Print the entire listing. Each line must match the original exactly.

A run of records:
# # # # #
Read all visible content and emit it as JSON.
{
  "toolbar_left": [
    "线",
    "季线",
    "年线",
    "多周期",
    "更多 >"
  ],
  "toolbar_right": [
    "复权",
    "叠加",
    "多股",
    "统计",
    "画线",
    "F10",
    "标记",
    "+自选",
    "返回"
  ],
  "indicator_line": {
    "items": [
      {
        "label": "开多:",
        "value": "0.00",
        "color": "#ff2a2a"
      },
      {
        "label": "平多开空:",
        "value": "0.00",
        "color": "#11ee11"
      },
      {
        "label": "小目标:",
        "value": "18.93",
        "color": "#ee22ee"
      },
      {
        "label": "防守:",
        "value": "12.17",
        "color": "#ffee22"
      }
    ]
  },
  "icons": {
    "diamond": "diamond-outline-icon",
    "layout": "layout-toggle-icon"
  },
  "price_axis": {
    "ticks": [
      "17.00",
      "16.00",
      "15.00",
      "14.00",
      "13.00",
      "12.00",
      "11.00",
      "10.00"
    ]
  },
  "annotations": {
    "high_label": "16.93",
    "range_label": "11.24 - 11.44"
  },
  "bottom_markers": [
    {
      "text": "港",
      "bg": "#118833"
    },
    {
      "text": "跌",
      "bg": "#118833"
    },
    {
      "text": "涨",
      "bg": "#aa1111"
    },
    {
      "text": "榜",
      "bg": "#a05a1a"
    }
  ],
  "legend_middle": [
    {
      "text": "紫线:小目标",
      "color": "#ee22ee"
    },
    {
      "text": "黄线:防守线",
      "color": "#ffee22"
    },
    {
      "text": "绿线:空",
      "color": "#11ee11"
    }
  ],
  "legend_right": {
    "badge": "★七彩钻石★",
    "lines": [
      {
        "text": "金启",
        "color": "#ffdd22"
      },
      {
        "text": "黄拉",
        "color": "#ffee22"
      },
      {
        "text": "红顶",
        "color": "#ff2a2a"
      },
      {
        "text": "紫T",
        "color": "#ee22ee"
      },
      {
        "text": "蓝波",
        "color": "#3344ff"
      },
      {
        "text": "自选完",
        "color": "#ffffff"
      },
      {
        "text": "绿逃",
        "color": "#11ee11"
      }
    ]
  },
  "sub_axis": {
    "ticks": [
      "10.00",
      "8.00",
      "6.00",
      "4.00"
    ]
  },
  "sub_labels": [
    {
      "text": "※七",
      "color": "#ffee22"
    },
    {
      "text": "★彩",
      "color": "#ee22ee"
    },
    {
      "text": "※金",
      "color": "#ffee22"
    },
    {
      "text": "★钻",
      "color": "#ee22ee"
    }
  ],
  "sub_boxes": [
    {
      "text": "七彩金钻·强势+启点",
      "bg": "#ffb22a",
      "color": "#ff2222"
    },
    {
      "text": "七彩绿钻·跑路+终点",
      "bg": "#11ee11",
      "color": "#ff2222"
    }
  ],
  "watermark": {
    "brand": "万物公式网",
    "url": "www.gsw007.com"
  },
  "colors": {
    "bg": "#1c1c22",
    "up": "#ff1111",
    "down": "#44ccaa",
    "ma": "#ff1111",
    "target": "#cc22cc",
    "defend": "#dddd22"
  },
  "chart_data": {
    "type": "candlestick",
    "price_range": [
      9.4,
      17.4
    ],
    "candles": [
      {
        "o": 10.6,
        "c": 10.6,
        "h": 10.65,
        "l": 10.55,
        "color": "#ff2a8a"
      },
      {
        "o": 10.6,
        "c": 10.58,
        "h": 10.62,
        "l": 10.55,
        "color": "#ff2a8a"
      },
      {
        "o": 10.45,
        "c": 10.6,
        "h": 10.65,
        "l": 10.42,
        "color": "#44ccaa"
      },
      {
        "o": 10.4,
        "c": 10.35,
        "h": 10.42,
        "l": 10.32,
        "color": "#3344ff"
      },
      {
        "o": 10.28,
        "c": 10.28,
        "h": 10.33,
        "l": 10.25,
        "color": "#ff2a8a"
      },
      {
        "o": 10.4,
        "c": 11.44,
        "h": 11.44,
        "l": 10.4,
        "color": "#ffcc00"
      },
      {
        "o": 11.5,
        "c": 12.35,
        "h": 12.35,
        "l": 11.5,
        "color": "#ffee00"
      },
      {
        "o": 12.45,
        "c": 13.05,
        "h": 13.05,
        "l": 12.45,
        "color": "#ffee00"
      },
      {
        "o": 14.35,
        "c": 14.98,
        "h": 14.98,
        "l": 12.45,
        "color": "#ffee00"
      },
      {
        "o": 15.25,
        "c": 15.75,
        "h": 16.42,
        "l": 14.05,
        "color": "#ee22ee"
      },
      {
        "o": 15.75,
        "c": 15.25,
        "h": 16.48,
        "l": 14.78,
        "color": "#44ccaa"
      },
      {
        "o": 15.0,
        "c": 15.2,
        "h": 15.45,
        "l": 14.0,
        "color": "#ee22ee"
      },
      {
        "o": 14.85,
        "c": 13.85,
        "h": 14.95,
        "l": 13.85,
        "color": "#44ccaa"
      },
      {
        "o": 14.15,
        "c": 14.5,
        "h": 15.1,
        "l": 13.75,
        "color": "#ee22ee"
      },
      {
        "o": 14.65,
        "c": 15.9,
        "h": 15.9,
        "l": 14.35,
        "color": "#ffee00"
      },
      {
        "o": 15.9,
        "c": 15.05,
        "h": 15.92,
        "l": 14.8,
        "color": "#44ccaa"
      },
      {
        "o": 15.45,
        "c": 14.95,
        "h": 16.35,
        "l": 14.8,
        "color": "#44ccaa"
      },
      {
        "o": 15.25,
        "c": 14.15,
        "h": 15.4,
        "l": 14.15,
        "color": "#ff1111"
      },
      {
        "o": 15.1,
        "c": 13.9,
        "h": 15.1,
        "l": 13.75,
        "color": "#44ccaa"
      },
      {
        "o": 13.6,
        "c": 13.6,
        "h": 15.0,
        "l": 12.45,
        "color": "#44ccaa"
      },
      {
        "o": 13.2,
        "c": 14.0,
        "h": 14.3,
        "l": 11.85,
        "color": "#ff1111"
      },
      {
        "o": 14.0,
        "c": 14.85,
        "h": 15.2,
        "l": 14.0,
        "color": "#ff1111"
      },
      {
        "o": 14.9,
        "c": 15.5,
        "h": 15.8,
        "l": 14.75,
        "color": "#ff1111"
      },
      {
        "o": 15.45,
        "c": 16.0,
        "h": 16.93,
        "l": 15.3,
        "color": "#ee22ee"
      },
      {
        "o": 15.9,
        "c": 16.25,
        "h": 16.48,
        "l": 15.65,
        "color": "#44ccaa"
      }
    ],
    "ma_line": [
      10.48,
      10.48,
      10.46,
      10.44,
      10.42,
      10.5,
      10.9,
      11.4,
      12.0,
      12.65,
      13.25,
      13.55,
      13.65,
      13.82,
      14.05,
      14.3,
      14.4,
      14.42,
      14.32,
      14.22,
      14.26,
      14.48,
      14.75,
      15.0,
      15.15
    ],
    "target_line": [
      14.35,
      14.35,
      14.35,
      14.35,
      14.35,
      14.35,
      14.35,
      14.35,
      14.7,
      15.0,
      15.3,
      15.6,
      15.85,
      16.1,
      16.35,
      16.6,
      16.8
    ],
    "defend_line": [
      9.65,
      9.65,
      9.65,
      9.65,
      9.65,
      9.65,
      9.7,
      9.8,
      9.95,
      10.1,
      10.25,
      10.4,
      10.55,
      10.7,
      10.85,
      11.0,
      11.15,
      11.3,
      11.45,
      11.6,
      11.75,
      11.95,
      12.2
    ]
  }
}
# # # # #
_Full answer_
Read all visible content and emit it as JSON.
{
  "toolbar_left": [
    "线",
    "季线",
    "年线",
    "多周期",
    "更多 >"
  ],
  "toolbar_right": [
    "复权",
    "叠加",
    "多股",
    "统计",
    "画线",
    "F10",
    "标记",
    "+自选",
    "返回"
  ],
  "indicator_line": {
    "items": [
      {
        "label": "开多:",
        "value": "0.00",
        "color": "#ff2a2a"
      },
      {
        "label": "平多开空:",
        "value": "0.00",
        "color": "#11ee11"
      },
      {
        "label": "小目标:",
        "value": "18.93",
        "color": "#ee22ee"
      },
      {
        "label": "防守:",
        "value": "12.17",
        "color": "#ffee22"
      }
    ]
  },
  "icons": {
    "diamond": "diamond-outline-icon",
    "layout": "layout-toggle-icon"
  },
  "price_axis": {
    "ticks": [
      "17.00",
      "16.00",
      "15.00",
      "14.00",
      "13.00",
      "12.00",
      "11.00",
      "10.00"
    ]
  },
  "annotations": {
    "high_label": "16.93",
    "range_label": "11.24 - 11.44"
  },
  "bottom_markers": [
    {
      "text": "港",
      "bg": "#118833"
    },
    {
      "text": "跌",
      "bg": "#118833"
    },
    {
      "text": "涨",
      "bg": "#aa1111"
    },
    {
      "text": "榜",
      "bg": "#a05a1a"
    }
  ],
  "legend_middle": [
    {
      "text": "紫线:小目标",
      "color": "#ee22ee"
    },
    {
      "text": "黄线:防守线",
      "color": "#ffee22"
    },
    {
      "text": "绿线:空",
      "color": "#11ee11"
    }
  ],
  "legend_right": {
    "badge": "★七彩钻石★",
    "lines": [
      {
        "text": "金启",
        "color": "#ffdd22"
      },
      {
        "text": "黄拉",
        "color": "#ffee22"
      },
      {
        "text": "红顶",
        "color": "#ff2a2a"
      },
      {
        "text": "紫T",
        "color": "#ee22ee"
      },
      {
        "text": "蓝波",
        "color": "#3344ff"
      },
      {
        "text": "自选完",
        "color": "#ffffff"
      },
      {
        "text": "绿逃",
        "color": "#11ee11"
      }
    ]
  },
  "sub_axis": {
    "ticks": [
      "10.00",
      "8.00",
      "6.00",
      "4.00"
    ]
  },
  "sub_labels": [
    {
      "text": "※七",
      "color": "#ffee22"
    },
    {
      "text": "★彩",
      "color": "#ee22ee"
    },
    {
      "text": "※金",
      "color": "#ffee22"
    },
    {
      "text": "★钻",
      "color": "#ee22ee"
    }
  ],
  "sub_boxes": [
    {
      "text": "七彩金钻·强势+启点",
      "bg": "#ffb22a",
      "color": "#ff2222"
    },
    {
      "text": "七彩绿钻·跑路+终点",
      "bg": "#11ee11",
      "color": "#ff2222"
    }
  ],
  "watermark": {
    "brand": "万物公式网",
    "url": "www.gsw007.com"
  },
  "colors": {
    "bg": "#1c1c22",
    "up": "#ff1111",
    "down": "#44ccaa",
    "ma": "#ff1111",
    "target": "#cc22cc",
    "defend": "#dddd22"
  },
  "chart_data": {
    "type": "candlestick",
    "price_range": [
      9.4,
      17.4
    ],
    "candles": [
      {
        "o": 10.6,
        "c": 10.6,
        "h": 10.65,
        "l": 10.55,
        "color": "#ff2a8a"
      },
      {
        "o": 10.6,
        "c": 10.58,
        "h": 10.62,
        "l": 10.55,
        "color": "#ff2a8a"
      },
      {
        "o": 10.45,
        "c": 10.6,
        "h": 10.65,
        "l": 10.42,
        "color": "#44ccaa"
      },
      {
        "o": 10.4,
        "c": 10.35,
        "h": 10.42,
        "l": 10.32,
        "color": "#3344ff"
      },
      {
        "o": 10.28,
        "c": 10.28,
        "h": 10.33,
        "l": 10.25,
        "color": "#ff2a8a"
      },
      {
        "o": 10.4,
        "c": 11.44,
        "h": 11.44,
        "l": 10.4,
        "color": "#ffcc00"
      },
      {
        "o": 11.5,
        "c": 12.35,
        "h": 12.35,
        "l": 11.5,
        "color": "#ffee00"
      },
      {
        "o": 12.45,
        "c": 13.05,
        "h": 13.05,
        "l": 12.45,
        "color": "#ffee00"
      },
      {
        "o": 14.35,
        "c": 14.98,
        "h": 14.98,
        "l": 12.45,
        "color": "#ffee00"
      },
      {
        "o": 15.25,
        "c": 15.75,
        "h": 16.42,
        "l": 14.05,
        "color": "#ee22ee"
      },
      {
        "o": 15.75,
        "c": 15.25,
        "h": 16.48,
        "l": 14.78,
        "color": "#44ccaa"
      },
      {
        "o": 15.0,
        "c": 15.2,
        "h": 15.45,
        "l": 14.0,
        "color": "#ee22ee"
      },
      {
        "o": 14.85,
        "c": 13.85,
        "h": 14.95,
        "l": 13.85,
        "color": "#44ccaa"
      },
      {
        "o": 14.15,
        "c": 14.5,
        "h": 15.1,
        "l": 13.75,
        "color": "#ee22ee"
      },
      {
        "o": 14.65,
        "c": 15.9,
        "h": 15.9,
        "l": 14.35,
        "color": "#ffee00"
      },
      {
        "o": 15.9,
        "c": 15.05,
        "h": 15.92,
        "l": 14.8,
        "color": "#44ccaa"
      },
      {
        "o": 15.45,
        "c": 14.95,
        "h": 16.35,
        "l": 14.8,
        "color": "#44ccaa"
      },
      {
        "o": 15.25,
        "c": 14.15,
        "h": 15.4,
        "l": 14.15,
        "color": "#ff1111"
      },
      {
        "o": 15.1,
        "c": 13.9,
        "h": 15.1,
        "l": 13.75,
        "color": "#44ccaa"
      },
      {
        "o": 13.6,
        "c": 13.6,
        "h": 15.0,
        "l": 12.45,
        "color": "#44ccaa"
      },
      {
        "o": 13.2,
        "c": 14.0,
        "h": 14.3,
        "l": 11.85,
        "color": "#ff1111"
      },
      {
        "o": 14.0,
        "c": 14.85,
        "h": 15.2,
        "l": 14.0,
        "color": "#ff1111"
      },
      {
        "o": 14.9,
        "c": 15.5,
        "h": 15.8,
        "l": 14.75,
        "color": "#ff1111"
      },
      {
        "o": 15.45,
        "c": 16.0,
        "h": 16.93,
        "l": 15.3,
        "color": "#ee22ee"
      },
      {
        "o": 15.9,
        "c": 16.25,
        "h": 16.48,
        "l": 15.65,
        "color": "#44ccaa"
      }
    ],
    "ma_line": [
      10.48,
      10.48,
      10.46,
      10.44,
      10.42,
      10.5,
      10.9,
      11.4,
      12.0,
      12.65,
      13.25,
      13.55,
      13.65,
      13.82,
      14.05,
      14.3,
      14.4,
      14.42,
      14.32,
      14.22,
      14.26,
      14.48,
      14.75,
      15.0,
      15.15
    ],
    "target_line": [
      14.35,
      14.35,
      14.35,
      14.35,
      14.35,
      14.35,
      14.35,
      14.35,
      14.7,
      15.0,
      15.3,
      15.6,
      15.85,
      16.1,
      16.35,
      16.6,
      16.8
    ],
    "defend_line": [
      9.65,
      9.65,
      9.65,
      9.65,
      9.65,
      9.65,
      9.7,
      9.8,
      9.95,
      10.1,
      10.25,
      10.4,
      10.55,
      10.7,
      10.85,
      11.0,
      11.15,
      11.3,
      11.45,
      11.6,
      11.75,
      11.95,
      12.2
    ]
  }
}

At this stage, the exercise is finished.